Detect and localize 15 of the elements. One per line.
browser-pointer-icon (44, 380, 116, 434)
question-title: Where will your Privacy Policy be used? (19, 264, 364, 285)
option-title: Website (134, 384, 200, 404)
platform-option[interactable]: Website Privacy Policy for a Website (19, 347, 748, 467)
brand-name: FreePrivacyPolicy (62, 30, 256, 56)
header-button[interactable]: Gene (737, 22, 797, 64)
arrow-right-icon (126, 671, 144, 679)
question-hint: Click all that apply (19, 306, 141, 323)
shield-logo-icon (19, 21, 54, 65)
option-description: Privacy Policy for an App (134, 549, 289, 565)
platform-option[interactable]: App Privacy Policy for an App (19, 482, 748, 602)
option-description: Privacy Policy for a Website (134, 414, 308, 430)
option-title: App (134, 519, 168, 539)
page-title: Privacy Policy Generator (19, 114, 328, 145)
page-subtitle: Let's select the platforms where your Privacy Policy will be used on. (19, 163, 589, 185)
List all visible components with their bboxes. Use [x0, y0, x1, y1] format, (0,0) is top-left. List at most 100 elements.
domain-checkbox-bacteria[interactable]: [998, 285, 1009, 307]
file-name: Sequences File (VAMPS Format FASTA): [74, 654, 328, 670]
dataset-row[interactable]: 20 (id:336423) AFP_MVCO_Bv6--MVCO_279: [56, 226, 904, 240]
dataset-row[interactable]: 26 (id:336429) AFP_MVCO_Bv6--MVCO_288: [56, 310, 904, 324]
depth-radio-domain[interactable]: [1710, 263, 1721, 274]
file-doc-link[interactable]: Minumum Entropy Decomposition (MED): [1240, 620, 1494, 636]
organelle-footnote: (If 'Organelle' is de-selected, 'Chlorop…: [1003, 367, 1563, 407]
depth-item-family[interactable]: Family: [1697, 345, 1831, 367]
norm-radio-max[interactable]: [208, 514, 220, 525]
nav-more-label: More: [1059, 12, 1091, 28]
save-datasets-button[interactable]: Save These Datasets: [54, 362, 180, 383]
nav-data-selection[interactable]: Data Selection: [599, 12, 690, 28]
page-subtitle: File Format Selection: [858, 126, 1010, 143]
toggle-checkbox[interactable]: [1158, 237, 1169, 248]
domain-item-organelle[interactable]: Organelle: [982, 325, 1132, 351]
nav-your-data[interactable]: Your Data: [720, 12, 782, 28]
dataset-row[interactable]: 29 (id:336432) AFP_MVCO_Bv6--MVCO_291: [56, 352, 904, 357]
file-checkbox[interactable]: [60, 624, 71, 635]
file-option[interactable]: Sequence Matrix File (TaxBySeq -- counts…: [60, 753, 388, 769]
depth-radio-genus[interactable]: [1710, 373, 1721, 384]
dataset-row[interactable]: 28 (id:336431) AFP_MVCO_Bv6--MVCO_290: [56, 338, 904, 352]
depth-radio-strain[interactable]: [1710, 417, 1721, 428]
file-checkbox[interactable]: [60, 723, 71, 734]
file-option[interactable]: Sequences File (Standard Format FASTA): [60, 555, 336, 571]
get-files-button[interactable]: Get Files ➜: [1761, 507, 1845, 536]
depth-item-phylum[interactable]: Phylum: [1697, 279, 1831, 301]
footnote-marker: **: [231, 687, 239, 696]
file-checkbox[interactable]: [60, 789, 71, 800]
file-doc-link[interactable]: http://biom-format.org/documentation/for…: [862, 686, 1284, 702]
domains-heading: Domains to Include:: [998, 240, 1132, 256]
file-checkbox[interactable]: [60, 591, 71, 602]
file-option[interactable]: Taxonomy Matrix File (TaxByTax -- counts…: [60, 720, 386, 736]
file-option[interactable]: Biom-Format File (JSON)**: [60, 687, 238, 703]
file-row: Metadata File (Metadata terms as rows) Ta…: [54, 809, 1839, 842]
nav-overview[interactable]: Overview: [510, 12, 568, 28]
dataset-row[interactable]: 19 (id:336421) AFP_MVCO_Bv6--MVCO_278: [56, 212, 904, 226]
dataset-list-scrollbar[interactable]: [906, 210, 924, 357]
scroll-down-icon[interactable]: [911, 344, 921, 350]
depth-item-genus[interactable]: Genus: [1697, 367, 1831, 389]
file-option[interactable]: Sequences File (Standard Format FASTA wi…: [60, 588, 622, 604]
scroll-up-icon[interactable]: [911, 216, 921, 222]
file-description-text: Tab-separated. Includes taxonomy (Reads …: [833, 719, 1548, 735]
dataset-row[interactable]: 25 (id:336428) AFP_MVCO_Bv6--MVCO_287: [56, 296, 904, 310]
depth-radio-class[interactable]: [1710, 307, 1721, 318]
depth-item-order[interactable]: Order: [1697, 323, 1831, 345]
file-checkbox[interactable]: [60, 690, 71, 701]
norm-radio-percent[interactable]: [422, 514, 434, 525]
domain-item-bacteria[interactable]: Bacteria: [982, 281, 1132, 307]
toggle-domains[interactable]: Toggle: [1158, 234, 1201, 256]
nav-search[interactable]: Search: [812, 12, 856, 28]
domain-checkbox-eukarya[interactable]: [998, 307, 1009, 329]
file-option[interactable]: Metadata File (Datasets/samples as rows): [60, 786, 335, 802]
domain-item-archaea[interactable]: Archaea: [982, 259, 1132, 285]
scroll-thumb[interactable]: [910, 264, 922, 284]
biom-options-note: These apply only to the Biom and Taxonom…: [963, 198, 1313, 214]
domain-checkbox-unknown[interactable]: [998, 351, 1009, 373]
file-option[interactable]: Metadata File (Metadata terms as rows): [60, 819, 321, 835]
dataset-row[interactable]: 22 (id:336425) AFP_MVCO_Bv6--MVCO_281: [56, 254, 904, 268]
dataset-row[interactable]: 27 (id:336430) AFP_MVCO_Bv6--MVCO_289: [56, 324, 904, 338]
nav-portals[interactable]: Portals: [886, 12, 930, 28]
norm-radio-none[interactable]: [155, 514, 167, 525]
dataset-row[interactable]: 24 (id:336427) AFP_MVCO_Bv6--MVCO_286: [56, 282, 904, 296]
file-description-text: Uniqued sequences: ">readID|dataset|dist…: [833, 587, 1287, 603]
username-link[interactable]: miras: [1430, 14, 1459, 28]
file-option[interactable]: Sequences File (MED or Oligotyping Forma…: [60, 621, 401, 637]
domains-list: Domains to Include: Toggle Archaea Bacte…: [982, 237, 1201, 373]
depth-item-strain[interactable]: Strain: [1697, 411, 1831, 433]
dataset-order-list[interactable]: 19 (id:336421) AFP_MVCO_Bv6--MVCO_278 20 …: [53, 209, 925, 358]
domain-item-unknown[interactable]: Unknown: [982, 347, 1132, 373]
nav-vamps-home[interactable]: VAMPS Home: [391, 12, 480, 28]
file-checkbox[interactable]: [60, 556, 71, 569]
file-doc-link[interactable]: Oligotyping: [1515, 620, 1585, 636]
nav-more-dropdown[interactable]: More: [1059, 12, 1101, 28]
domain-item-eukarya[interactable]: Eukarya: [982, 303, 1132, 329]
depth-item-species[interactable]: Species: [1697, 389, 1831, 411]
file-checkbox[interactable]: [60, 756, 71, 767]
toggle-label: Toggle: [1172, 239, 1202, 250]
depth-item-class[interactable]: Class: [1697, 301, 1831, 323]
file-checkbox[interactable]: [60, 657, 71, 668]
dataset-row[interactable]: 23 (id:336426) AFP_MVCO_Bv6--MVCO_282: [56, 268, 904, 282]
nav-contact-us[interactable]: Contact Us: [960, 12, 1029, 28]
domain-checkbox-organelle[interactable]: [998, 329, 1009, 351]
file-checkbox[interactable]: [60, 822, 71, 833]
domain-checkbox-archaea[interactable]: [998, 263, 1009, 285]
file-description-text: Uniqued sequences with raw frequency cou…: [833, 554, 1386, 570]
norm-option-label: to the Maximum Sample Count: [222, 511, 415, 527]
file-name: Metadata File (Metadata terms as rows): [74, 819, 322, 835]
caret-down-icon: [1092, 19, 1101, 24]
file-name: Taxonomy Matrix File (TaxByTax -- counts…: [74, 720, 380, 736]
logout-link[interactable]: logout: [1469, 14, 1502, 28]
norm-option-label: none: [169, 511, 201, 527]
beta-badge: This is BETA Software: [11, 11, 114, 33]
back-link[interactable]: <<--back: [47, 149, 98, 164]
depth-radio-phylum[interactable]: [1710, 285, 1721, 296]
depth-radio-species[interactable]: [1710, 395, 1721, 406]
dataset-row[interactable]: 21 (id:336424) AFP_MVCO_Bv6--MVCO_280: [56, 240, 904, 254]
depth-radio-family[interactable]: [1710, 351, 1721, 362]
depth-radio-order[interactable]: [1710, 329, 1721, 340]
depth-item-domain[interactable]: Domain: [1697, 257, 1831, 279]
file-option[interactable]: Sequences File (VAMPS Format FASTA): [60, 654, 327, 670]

Work order
Tally the lines in these entries that have the string "norm" in them, then answer with the count and nothing else.

Response to this exercise
5